__Prompt__
Pull every line that holds the word "Function" from the entries.

-- Start of Records provided --

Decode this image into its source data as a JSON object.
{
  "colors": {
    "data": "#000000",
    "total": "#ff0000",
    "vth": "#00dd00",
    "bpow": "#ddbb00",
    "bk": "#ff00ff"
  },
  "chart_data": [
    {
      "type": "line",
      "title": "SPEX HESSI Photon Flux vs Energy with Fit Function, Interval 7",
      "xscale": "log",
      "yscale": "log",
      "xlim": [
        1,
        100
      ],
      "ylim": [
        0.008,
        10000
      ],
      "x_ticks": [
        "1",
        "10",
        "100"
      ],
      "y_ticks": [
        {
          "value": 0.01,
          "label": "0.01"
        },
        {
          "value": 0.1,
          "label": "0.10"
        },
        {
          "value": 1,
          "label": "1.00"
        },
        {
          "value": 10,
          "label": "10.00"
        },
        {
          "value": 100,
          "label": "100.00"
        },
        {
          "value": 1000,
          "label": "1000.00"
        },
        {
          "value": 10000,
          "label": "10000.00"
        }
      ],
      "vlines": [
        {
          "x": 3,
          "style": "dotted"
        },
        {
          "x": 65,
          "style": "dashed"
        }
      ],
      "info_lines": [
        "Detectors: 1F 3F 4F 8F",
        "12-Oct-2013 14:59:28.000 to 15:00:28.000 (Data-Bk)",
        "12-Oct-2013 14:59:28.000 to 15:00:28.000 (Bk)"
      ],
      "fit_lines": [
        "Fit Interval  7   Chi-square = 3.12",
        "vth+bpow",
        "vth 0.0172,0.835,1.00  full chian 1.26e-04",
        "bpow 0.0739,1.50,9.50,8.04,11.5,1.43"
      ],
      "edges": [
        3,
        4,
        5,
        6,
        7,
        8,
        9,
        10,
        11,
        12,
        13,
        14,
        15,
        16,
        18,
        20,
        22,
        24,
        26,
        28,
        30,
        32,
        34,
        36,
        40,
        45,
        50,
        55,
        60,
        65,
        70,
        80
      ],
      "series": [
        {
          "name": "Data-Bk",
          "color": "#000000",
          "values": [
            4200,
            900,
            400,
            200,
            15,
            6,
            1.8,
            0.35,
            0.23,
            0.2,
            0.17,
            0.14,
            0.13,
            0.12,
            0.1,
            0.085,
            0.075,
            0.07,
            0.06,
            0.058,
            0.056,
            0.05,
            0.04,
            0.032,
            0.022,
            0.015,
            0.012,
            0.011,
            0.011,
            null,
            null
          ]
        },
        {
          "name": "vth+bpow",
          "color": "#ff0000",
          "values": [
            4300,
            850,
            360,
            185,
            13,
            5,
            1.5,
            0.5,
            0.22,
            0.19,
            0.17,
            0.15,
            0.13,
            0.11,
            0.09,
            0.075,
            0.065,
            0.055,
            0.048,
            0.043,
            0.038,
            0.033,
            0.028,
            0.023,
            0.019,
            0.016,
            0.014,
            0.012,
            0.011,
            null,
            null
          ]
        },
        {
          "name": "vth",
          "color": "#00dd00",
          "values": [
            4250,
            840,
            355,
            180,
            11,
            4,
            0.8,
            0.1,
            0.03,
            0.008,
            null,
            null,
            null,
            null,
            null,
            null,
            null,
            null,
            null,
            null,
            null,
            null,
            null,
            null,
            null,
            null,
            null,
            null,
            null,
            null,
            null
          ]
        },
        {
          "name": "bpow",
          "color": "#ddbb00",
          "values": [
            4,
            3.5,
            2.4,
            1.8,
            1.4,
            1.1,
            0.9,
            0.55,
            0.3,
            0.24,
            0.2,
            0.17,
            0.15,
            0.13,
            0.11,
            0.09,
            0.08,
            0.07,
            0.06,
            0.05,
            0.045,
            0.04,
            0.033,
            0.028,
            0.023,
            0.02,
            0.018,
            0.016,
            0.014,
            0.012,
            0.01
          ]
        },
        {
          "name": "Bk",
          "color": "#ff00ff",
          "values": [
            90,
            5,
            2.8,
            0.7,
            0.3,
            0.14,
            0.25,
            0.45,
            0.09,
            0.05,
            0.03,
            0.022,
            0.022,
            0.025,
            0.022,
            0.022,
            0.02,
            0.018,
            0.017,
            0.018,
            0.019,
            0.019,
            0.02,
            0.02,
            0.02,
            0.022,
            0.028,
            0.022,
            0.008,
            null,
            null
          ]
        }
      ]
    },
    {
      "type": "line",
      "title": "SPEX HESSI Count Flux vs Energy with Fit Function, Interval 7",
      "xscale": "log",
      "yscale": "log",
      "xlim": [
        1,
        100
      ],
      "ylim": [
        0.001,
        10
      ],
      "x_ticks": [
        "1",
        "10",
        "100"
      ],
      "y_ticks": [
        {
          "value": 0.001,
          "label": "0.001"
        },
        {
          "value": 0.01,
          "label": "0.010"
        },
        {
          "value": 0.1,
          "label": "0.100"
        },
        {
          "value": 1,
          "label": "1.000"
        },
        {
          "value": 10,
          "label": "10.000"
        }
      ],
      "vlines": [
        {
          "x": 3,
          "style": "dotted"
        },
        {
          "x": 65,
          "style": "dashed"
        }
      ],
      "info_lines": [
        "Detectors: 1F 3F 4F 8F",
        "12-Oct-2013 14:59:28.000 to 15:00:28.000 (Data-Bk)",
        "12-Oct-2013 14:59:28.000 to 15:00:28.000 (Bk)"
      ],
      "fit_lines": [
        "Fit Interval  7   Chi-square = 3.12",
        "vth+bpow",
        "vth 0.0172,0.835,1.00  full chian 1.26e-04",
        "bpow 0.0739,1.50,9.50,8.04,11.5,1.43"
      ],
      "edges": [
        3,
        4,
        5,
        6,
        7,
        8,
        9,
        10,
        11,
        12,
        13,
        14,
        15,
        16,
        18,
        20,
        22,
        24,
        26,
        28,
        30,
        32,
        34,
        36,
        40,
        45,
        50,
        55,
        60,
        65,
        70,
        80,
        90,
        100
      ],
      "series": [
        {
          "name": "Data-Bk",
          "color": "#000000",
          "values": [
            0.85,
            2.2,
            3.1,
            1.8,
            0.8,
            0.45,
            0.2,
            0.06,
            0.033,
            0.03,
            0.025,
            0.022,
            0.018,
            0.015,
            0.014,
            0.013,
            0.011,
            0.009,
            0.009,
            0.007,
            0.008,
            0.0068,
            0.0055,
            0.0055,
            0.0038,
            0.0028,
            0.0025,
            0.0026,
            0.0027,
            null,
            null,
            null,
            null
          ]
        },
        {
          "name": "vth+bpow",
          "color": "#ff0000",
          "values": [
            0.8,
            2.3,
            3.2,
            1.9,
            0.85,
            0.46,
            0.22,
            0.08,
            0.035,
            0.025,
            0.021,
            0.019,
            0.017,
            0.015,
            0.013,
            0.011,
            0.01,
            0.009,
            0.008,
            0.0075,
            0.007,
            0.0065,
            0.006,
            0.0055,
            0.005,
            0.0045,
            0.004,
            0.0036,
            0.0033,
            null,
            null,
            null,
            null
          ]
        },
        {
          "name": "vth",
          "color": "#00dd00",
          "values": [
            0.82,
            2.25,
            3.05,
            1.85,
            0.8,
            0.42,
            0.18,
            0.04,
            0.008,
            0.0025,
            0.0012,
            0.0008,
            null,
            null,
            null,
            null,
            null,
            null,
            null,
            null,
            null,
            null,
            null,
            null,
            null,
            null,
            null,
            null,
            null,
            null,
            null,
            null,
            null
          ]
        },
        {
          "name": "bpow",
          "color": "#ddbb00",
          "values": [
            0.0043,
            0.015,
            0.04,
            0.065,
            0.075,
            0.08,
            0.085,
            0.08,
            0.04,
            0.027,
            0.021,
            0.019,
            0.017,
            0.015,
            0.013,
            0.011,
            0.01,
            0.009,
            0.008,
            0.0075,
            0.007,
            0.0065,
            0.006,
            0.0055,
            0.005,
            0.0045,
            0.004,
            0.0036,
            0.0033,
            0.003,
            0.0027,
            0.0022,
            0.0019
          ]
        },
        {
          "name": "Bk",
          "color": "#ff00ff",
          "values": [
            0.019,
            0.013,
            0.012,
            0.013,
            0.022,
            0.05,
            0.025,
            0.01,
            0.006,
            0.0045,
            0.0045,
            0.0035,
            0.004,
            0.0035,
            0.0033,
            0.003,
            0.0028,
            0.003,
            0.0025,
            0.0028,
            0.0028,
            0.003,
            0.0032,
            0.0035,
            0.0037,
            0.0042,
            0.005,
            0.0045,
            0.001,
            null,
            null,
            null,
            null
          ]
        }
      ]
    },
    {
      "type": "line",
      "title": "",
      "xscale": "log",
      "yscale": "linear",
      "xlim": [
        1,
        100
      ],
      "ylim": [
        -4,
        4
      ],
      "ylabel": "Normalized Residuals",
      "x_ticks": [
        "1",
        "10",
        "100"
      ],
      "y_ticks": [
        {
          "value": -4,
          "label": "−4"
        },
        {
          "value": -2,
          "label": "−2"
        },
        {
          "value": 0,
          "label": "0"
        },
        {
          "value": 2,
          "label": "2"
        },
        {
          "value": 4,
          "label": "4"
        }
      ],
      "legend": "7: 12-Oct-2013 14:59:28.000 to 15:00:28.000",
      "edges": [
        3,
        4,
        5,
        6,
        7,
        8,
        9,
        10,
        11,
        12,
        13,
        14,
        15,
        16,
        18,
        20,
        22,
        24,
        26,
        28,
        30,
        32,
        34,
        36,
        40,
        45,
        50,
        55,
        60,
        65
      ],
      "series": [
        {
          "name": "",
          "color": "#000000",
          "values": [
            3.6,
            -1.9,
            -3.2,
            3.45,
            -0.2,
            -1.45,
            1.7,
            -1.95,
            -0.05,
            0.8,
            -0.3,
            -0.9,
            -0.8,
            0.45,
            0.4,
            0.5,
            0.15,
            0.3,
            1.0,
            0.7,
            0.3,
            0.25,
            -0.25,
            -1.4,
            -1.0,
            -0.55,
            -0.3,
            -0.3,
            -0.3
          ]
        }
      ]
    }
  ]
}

-- End of Records provided --

__Response to this task__
      "title": "SPEX HESSI Photon Flux vs Energy with Fit Function, Interval 7",
      "title": "SPEX HESSI Count Flux vs Energy with Fit Function, Interval 7",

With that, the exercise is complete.